- Text shown -
>> Begin

Lamination paper is a paper used for laminates. Normally on particle or fiberboards giving a good-looking and resistant surface for use as furniture, decoration panels and flooring.

Paper laminations are also used in packaging. For example, juiceboxes are fabricated from liquid packaging board which is usually six layers of paper, polyethylene, and aluminum foil. Paper is used in the lamination to shape the product and give the juicebox an extra source of strength.

Properties
A laminate consists of a single or multiple layers, each having its own distinct function. The base is most often particle- or fiberboards, then some layers of absorbent kraft paper. The last layers are a decor paper covered with an overlay. The lamination papers are covered with an inert resin, often melamine, which is cured to form a hard composite with the structure of paper. The laminates may also have a lining on the back side of laminating kraft to compensate for the tension created by the top side lamination.

>> End

- Stored entries -
>> Begin

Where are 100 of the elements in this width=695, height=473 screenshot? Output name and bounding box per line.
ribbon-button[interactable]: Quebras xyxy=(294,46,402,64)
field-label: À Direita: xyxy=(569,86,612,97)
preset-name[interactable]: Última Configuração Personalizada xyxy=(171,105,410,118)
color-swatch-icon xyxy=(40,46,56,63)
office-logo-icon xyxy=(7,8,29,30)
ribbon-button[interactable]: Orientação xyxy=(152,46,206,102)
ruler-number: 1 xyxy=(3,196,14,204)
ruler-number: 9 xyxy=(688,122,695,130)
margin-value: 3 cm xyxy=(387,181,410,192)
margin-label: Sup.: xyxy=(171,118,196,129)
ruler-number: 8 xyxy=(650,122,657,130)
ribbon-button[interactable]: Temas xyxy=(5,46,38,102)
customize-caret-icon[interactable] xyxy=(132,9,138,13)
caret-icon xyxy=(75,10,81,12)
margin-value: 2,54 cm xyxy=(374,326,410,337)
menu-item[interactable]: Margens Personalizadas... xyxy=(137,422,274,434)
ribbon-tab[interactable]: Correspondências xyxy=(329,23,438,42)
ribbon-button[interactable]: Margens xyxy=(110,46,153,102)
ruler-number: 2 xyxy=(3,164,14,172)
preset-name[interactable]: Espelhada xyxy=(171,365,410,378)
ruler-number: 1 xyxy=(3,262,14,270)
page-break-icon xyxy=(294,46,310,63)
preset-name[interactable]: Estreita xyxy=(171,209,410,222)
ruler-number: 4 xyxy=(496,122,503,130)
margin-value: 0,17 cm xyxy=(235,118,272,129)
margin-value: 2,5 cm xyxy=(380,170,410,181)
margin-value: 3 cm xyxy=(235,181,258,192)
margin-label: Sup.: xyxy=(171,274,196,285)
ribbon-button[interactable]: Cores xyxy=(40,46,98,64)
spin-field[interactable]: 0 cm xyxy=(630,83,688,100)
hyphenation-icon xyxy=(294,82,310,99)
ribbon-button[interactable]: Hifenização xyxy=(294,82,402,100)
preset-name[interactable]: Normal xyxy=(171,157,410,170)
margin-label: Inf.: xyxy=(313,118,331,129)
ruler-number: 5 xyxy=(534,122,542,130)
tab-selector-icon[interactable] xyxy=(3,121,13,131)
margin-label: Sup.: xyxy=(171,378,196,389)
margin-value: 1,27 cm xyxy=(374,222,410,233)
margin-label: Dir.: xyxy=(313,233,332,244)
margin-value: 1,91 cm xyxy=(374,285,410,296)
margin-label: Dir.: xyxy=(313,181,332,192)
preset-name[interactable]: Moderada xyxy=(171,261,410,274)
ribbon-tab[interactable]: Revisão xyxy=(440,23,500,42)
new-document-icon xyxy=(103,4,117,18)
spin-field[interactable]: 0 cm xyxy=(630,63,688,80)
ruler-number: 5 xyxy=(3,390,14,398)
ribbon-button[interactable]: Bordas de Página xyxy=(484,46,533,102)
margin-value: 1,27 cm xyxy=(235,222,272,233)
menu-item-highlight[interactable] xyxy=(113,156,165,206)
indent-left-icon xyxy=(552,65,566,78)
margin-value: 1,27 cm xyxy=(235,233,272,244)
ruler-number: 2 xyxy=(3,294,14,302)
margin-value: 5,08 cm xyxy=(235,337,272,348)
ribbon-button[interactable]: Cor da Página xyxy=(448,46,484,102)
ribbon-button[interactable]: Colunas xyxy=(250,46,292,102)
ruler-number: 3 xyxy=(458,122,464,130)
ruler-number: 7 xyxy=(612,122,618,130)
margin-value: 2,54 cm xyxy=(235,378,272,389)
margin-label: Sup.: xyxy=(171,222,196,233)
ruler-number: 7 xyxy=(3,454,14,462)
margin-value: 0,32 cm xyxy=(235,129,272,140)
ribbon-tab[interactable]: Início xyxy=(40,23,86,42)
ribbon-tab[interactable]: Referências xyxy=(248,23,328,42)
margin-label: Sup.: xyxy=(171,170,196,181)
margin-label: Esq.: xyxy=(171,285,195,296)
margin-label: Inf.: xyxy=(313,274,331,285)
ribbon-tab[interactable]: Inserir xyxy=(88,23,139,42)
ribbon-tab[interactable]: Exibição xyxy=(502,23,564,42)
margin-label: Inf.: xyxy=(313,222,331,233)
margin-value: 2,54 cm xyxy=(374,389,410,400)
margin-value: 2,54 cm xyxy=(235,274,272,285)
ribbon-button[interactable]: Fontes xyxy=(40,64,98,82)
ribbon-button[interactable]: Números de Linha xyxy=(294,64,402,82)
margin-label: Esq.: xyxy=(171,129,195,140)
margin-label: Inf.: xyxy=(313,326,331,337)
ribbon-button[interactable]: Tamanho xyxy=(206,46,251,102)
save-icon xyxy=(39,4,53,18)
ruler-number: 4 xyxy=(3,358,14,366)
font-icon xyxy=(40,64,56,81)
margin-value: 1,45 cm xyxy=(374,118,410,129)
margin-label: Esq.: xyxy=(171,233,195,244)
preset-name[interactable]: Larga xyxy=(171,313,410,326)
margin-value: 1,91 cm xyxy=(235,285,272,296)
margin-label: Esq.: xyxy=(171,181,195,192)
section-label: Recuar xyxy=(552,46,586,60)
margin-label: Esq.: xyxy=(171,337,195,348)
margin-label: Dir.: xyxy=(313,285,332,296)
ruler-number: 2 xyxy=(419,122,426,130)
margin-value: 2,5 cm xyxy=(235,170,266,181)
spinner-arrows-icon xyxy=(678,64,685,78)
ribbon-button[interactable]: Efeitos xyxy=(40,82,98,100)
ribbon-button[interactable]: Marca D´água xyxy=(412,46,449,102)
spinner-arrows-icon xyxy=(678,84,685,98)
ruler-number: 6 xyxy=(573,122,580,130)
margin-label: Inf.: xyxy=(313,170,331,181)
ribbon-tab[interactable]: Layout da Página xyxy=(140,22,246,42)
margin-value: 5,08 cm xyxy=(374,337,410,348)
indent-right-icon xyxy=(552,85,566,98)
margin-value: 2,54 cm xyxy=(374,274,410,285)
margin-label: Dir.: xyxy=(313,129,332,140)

>> End

- Directions -
a – Quote the lamination paper text between "Paper laminations are" and "top side lamination.", inclusive.
b – Extend the lamination paper text, starting right after its last sentence.
This listing has no connection to the lamination paper text.

- Task-by-task results -
a –
Paper laminations are also used in packaging. For example, juiceboxes are fabricated from liquid packaging board which is usually six layers of paper, polyethylene, and aluminum foil. Paper is used in the lamination to shape the product and give the juicebox an extra source of strength.

Properties
A laminate consists of a single or multiple layers, each having its own distinct function. The base is most often particle- or fiberboards, then some layers of absorbent kraft paper. The last layers are a decor paper covered with an overlay. The lamination papers are covered with an inert resin, often melamine, which is cured to form a hard composite with the structure of paper. The laminates may also have a lining on the back side of laminating kraft to compensate for the tension created by the top side lamination.

b –
Cheaper particle boards may have only a lining of laminating kraft to give surface washability and resistance to wear.

The decor paper can also be processed under heat and low/high pressure to create a melamine laminated sheet, that has several applications.

Absorbent kraft paper
The absorbent kraft paper is a normal kraft paper with controlled absorbency, which means a high degree of porosity. It is made of clean low kappa hardwood kraft with good uniformity. The grammage is 80 - 120 g/m2 and normally 2-4 plies are used.

Decor paper
The decor paper is the most critical of the lamination papers as it gives the visual appearance of the laminate. The impregnation resin and cellulose have about the same refraction index which means that the cellulose fibers of the paper appear as a shade and only the dyestuffs and pigments are visible. Due to this the decor paper demands extreme cleanness and is produced only on small paper machines with grammage 50 - 150 g/m2.

Overlay
The overlay paper have grammage of 18 – 50 m2 and is made of pure cellulose, thus it must be made of well delignified pulp. It becomes transparent after impregnation letting the appearance of the decor paper come through.

Laminating kraft
The laminating kraft have a grammage of 70 - 150 g/m2 and is a smooth dense kraft paper.

See also
 plastic-coated paper
 Process of production
 Types of films (in German)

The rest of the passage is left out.